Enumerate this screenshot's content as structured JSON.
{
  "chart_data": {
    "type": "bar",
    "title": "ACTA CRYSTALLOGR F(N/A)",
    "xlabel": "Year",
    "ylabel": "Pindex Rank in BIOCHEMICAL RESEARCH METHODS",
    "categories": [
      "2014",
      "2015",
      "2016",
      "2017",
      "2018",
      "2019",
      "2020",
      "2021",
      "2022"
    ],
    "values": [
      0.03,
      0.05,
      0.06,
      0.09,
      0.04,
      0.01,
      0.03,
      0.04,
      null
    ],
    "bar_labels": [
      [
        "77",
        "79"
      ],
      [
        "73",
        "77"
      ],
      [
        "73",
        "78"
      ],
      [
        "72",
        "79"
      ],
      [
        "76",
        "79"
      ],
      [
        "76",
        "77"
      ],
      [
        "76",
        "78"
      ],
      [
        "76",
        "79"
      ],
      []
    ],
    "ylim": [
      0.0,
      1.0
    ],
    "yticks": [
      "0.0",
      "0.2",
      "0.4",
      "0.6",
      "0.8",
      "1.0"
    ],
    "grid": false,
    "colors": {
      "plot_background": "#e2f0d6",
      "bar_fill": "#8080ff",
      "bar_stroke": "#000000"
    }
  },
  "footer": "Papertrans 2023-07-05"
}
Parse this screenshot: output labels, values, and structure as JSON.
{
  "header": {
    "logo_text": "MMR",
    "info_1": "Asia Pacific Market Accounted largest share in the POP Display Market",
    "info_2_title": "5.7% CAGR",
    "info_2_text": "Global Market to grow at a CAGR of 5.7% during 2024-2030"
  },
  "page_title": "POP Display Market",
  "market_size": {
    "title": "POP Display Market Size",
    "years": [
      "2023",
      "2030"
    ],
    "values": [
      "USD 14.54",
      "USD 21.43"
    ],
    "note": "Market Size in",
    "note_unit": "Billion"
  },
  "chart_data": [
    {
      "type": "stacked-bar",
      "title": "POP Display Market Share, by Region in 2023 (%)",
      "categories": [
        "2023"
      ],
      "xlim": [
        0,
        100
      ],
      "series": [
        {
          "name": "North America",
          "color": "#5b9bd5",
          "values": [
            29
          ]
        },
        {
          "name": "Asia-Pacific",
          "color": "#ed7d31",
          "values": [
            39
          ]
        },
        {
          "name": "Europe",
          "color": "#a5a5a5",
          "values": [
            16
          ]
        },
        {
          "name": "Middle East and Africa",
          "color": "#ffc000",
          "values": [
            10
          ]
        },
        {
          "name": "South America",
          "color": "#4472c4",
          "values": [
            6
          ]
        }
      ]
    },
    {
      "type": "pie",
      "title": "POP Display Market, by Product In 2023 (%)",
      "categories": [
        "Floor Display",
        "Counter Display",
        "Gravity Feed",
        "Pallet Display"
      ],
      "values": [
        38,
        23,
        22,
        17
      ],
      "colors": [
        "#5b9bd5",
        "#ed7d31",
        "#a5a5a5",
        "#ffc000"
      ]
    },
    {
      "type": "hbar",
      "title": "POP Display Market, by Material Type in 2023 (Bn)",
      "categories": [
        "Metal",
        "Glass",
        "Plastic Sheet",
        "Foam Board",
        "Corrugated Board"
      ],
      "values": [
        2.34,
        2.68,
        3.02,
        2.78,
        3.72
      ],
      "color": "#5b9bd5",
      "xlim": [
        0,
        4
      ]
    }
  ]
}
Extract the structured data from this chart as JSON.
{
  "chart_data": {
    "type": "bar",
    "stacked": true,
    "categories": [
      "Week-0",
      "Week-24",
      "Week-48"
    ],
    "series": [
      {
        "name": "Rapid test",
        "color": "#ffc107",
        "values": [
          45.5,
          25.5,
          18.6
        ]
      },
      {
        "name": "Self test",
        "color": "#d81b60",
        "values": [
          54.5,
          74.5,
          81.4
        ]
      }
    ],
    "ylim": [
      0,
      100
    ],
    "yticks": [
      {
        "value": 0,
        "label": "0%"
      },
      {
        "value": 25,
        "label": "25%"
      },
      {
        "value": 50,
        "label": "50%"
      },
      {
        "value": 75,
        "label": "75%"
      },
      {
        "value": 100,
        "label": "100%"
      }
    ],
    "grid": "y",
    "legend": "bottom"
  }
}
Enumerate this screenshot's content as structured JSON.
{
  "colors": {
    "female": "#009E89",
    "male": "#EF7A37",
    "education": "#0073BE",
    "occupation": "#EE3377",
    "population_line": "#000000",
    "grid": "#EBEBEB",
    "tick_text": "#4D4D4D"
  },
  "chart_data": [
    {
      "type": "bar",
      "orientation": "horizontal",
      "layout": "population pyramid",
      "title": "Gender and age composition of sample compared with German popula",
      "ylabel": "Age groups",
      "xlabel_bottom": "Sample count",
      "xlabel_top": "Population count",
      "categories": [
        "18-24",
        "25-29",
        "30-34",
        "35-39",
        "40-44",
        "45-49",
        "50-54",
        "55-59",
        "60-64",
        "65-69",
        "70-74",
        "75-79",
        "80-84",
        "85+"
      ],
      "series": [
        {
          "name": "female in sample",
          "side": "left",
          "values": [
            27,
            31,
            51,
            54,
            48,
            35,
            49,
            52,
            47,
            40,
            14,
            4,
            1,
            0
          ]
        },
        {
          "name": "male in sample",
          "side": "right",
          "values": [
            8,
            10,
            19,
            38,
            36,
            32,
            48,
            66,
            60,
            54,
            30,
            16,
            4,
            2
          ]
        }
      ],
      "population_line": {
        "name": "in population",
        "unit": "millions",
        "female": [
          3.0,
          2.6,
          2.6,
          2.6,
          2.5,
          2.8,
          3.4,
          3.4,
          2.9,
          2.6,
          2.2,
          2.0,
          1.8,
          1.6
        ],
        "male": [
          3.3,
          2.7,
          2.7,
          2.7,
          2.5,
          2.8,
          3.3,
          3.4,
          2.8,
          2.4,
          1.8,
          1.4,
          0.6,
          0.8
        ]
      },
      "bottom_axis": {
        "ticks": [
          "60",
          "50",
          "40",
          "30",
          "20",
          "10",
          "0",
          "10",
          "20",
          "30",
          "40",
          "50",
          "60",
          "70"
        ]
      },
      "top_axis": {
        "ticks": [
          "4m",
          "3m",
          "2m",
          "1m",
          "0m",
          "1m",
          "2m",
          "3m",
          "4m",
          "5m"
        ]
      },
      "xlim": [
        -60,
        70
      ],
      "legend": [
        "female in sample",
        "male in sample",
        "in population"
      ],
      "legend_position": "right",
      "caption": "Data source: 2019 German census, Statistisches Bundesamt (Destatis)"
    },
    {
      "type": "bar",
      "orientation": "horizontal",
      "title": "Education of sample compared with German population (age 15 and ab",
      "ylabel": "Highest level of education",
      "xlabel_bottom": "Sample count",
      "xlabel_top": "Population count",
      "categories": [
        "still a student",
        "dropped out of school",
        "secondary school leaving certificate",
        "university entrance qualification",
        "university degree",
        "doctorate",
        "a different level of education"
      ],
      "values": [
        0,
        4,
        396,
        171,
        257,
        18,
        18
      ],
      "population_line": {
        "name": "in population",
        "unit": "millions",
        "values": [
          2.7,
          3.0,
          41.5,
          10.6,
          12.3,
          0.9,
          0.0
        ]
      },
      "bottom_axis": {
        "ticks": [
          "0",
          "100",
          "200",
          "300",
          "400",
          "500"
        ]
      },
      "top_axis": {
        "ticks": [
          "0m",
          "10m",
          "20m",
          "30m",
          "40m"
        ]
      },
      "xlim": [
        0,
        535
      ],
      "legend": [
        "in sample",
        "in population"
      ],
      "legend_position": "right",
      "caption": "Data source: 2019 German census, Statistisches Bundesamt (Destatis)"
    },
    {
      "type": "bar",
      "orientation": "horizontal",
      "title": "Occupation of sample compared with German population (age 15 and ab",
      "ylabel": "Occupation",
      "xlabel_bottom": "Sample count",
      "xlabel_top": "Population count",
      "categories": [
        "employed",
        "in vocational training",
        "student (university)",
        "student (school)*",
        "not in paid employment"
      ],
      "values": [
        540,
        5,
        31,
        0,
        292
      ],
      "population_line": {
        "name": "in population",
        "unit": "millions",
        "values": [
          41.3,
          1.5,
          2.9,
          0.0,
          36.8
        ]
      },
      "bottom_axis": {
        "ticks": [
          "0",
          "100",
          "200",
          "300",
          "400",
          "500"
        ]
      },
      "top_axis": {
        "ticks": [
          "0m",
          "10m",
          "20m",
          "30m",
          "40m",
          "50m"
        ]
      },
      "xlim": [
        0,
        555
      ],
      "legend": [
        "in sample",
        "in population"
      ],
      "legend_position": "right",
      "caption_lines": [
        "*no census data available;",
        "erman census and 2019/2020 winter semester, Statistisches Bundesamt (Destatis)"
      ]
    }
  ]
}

----------

**Brief:** Read the entries and show each line that mentions "JSON".

**Answer to this problem:**
Enumerate this screenshot's content as structured JSON.
Parse this screenshot: output labels, values, and structure as JSON.
Extract the structured data from this chart as JSON.
Enumerate this screenshot's content as structured JSON.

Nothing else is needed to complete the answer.